WORK INSTRUCTIONS: Copy out the entries from the start through the line with "svg-text:Yolk: Yolk xyxy=(366,828,389,842)", including that line.

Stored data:
+===+
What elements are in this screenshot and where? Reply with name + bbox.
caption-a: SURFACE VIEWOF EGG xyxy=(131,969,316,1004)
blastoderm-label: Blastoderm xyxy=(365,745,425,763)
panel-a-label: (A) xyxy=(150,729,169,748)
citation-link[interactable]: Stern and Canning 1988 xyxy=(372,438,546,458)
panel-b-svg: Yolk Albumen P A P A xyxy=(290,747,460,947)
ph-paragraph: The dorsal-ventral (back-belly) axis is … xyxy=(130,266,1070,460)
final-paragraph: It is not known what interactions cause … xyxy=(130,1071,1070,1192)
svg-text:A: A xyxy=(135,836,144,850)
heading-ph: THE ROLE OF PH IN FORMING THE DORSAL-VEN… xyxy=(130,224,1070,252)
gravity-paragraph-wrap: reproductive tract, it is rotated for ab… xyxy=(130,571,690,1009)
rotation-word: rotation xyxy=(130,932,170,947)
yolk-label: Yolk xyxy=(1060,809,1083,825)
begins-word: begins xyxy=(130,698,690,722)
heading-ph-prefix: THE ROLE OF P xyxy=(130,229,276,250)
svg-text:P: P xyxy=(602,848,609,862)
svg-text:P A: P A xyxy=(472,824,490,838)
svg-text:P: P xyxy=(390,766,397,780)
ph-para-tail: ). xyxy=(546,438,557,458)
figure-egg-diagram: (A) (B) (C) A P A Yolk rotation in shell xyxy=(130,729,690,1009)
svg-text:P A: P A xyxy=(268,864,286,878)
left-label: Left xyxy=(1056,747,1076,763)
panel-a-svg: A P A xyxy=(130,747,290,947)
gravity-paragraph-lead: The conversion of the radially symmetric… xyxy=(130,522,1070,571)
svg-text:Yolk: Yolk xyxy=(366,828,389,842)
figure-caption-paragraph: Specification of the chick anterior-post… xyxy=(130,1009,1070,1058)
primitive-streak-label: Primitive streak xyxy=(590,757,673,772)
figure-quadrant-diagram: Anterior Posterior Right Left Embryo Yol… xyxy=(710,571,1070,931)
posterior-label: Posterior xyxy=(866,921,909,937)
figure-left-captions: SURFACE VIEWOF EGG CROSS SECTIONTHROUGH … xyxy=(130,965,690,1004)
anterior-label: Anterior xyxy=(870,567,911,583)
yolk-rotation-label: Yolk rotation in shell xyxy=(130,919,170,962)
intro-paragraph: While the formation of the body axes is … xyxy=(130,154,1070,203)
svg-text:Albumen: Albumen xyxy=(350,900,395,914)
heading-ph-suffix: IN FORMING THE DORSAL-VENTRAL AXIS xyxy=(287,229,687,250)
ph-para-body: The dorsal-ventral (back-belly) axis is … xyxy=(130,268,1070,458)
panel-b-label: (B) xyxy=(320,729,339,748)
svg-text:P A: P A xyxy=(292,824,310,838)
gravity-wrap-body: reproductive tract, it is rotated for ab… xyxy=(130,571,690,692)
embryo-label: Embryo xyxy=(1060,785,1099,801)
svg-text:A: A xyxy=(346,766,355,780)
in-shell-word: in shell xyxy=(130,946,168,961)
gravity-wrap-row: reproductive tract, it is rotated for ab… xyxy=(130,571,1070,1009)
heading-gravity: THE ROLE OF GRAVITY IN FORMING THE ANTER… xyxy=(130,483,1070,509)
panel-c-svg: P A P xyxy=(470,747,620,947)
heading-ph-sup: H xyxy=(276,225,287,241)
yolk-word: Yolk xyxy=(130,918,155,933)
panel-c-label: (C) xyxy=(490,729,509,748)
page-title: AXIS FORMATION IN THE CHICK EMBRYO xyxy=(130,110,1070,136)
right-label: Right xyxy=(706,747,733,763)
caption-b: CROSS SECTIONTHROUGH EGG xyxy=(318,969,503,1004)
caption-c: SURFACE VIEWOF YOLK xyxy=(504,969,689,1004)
+===+
TASK RESPONSE:
What elements are in this screenshot and where? Reply with name + bbox.
caption-a: SURFACE VIEWOF EGG xyxy=(131,969,316,1004)
blastoderm-label: Blastoderm xyxy=(365,745,425,763)
panel-a-label: (A) xyxy=(150,729,169,748)
citation-link[interactable]: Stern and Canning 1988 xyxy=(372,438,546,458)
panel-b-svg: Yolk Albumen P A P A xyxy=(290,747,460,947)
ph-paragraph: The dorsal-ventral (back-belly) axis is … xyxy=(130,266,1070,460)
final-paragraph: It is not known what interactions cause … xyxy=(130,1071,1070,1192)
svg-text:A: A xyxy=(135,836,144,850)
heading-ph: THE ROLE OF PH IN FORMING THE DORSAL-VEN… xyxy=(130,224,1070,252)
gravity-paragraph-wrap: reproductive tract, it is rotated for ab… xyxy=(130,571,690,1009)
rotation-word: rotation xyxy=(130,932,170,947)
yolk-label: Yolk xyxy=(1060,809,1083,825)
begins-word: begins xyxy=(130,698,690,722)
heading-ph-prefix: THE ROLE OF P xyxy=(130,229,276,250)
svg-text:P: P xyxy=(602,848,609,862)
svg-text:P A: P A xyxy=(472,824,490,838)
svg-text:P: P xyxy=(390,766,397,780)
ph-para-tail: ). xyxy=(546,438,557,458)
figure-egg-diagram: (A) (B) (C) A P A Yolk rotation in shell xyxy=(130,729,690,1009)
svg-text:P A: P A xyxy=(268,864,286,878)
left-label: Left xyxy=(1056,747,1076,763)
panel-a-svg: A P A xyxy=(130,747,290,947)
gravity-paragraph-lead: The conversion of the radially symmetric… xyxy=(130,522,1070,571)
svg-text:Yolk: Yolk xyxy=(366,828,389,842)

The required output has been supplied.